*EXERCISE GOAL:*
Search the data below for "Chester"; list each line that holds it.

Stored data
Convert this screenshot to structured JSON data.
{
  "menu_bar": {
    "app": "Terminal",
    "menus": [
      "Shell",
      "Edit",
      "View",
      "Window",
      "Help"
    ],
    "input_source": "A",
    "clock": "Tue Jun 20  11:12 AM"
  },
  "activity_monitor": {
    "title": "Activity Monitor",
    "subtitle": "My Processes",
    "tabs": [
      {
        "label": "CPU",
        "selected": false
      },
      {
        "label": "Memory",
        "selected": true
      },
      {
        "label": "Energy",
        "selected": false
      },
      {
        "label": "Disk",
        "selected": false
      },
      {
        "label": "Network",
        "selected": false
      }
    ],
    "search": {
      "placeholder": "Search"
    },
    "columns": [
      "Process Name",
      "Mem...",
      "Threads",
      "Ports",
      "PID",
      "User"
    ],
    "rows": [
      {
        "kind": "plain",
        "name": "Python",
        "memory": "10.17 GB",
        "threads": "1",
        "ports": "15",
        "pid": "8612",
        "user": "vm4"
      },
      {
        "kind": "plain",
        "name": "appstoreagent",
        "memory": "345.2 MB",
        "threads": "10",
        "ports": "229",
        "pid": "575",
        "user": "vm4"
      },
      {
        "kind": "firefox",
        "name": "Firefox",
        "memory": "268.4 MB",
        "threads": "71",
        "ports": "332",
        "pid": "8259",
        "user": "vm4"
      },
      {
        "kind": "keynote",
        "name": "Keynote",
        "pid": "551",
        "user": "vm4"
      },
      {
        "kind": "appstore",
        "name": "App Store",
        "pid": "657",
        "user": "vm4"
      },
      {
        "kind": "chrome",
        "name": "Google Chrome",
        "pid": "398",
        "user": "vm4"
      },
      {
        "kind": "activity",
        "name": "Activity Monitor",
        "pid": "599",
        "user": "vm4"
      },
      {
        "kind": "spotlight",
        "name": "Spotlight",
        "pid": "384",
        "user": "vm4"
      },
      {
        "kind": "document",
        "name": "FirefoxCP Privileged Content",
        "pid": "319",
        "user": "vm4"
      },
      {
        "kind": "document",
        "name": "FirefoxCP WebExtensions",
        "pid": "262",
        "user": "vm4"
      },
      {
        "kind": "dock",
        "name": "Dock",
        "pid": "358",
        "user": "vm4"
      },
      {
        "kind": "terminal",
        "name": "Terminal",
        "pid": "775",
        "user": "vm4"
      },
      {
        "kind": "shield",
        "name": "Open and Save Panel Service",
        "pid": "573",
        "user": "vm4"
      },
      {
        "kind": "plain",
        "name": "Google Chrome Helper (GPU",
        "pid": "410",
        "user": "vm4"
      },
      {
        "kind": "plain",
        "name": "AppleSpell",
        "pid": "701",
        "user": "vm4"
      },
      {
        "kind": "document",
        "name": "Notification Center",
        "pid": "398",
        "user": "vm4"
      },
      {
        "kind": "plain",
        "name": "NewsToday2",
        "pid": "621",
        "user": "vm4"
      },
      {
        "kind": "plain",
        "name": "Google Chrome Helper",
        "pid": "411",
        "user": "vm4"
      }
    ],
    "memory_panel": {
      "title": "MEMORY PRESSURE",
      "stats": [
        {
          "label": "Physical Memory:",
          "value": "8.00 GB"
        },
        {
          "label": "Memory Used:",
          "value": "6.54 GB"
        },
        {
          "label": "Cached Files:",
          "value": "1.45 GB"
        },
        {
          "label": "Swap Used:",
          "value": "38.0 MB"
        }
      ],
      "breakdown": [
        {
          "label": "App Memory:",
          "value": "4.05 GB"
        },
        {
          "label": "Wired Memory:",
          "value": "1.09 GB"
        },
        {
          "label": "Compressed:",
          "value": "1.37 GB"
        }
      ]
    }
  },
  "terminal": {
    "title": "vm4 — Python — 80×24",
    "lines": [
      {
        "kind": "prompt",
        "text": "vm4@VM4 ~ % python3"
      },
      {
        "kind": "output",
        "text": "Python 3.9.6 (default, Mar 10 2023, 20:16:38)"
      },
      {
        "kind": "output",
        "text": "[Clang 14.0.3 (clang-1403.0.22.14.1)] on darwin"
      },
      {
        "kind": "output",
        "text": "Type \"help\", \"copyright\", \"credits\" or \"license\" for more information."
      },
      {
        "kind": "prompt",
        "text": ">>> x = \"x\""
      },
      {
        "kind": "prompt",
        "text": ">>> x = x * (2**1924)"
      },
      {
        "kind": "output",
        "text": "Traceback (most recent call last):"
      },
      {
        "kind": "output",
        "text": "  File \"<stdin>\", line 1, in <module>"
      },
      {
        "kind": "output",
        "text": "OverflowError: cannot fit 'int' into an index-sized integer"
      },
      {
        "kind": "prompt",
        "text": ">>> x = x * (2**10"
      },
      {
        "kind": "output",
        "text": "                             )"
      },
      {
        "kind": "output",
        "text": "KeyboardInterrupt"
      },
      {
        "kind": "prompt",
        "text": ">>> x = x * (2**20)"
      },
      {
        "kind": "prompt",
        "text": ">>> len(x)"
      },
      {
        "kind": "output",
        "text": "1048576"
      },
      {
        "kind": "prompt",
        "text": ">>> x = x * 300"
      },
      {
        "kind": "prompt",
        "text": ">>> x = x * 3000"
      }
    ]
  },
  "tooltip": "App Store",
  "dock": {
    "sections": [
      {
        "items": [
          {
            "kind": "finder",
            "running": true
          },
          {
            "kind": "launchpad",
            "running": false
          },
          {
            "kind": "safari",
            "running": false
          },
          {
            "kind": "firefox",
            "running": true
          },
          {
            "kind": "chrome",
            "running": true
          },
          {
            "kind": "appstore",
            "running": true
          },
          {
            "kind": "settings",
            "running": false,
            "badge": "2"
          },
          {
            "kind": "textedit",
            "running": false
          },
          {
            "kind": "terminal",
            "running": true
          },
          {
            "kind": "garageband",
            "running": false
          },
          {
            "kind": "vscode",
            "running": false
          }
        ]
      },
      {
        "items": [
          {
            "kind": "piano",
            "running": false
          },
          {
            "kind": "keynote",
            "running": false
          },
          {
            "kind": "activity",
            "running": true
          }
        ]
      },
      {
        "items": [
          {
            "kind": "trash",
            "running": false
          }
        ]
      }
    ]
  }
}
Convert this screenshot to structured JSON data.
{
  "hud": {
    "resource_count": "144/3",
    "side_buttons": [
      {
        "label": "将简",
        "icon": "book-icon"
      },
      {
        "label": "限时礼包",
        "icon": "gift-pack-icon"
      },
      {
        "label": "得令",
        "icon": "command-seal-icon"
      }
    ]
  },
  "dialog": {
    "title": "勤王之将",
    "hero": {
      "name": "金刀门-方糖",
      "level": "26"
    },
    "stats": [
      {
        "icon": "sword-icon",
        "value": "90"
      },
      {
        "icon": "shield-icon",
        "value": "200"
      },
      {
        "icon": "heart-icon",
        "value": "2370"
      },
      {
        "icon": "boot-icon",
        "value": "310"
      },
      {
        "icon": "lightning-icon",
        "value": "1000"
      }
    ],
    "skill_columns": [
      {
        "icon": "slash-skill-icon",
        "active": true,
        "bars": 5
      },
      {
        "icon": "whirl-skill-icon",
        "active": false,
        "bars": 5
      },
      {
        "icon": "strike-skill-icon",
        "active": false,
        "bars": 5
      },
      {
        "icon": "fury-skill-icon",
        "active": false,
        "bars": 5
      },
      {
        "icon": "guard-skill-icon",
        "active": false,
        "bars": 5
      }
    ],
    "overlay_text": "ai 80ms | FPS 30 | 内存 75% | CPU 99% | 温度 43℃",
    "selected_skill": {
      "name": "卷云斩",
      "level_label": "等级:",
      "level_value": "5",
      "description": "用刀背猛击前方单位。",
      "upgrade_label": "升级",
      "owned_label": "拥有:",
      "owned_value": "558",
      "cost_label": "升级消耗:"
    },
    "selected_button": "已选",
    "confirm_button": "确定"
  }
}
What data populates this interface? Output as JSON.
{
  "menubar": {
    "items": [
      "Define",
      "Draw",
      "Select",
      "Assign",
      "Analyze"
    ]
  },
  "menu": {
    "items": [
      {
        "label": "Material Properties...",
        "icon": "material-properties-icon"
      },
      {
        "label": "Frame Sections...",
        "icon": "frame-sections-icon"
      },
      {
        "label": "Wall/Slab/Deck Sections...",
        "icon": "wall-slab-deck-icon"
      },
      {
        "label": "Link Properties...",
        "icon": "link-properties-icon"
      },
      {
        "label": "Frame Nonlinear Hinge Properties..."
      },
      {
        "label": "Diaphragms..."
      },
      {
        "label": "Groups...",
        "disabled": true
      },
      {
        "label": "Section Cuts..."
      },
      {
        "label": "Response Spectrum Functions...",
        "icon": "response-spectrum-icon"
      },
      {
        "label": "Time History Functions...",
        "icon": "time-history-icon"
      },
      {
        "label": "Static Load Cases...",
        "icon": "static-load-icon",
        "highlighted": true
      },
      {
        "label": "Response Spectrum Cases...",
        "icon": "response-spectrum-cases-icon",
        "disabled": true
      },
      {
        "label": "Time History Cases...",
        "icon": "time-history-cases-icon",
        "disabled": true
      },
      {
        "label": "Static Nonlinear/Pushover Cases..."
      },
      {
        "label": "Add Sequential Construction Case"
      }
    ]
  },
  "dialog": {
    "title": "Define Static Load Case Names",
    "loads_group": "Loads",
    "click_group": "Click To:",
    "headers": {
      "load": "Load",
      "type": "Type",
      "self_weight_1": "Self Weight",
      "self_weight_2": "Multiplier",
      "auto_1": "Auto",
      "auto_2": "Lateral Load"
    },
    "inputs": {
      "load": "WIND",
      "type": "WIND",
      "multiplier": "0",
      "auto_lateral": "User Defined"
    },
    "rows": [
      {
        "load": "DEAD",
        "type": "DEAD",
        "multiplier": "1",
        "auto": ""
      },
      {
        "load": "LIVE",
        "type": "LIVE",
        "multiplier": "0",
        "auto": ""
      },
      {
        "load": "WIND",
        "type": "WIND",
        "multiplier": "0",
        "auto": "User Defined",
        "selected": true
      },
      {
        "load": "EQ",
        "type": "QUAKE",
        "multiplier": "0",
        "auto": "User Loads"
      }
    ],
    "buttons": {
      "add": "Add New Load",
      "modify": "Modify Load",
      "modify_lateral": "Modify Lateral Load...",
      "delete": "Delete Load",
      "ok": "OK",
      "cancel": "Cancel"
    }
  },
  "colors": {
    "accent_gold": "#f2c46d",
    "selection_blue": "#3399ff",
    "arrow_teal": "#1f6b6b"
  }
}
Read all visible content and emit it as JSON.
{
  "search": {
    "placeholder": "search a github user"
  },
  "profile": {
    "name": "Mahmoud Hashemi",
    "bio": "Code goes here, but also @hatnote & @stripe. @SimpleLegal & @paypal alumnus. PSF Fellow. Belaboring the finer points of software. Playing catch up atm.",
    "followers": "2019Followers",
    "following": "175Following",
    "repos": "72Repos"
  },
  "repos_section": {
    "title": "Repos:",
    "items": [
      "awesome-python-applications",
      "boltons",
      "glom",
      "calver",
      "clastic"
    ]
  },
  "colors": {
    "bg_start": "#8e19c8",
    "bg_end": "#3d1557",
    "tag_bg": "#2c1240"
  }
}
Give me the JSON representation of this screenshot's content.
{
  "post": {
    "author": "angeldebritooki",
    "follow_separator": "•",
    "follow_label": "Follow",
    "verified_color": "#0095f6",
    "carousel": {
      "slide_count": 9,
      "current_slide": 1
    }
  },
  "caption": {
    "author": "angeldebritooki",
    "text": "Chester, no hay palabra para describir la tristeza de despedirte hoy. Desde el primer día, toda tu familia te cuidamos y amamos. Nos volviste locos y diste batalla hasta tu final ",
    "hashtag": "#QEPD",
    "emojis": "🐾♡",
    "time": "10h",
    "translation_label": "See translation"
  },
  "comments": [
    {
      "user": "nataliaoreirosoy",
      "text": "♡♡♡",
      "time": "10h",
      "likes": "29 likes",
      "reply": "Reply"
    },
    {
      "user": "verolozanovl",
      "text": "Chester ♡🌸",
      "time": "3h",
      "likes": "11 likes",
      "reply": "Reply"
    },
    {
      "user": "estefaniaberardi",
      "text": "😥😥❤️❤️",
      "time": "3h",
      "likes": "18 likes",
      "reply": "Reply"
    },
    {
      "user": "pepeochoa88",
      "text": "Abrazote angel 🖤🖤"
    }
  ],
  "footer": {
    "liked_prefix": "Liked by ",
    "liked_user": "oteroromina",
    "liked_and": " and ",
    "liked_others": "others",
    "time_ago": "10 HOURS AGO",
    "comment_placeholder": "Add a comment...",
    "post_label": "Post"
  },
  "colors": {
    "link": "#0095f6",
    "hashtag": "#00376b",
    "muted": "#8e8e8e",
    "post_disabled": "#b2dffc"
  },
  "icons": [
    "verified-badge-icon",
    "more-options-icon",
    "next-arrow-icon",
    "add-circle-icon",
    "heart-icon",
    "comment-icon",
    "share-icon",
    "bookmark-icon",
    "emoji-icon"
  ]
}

*WRITTEN SOLUTION:*
    "text": "Chester, no hay palabra para describir la tristeza de despedirte hoy. Desde el primer día, toda tu familia te cuidamos y amamos. Nos volviste locos y diste batalla hasta tu final ",
      "text": "Chester ♡🌸",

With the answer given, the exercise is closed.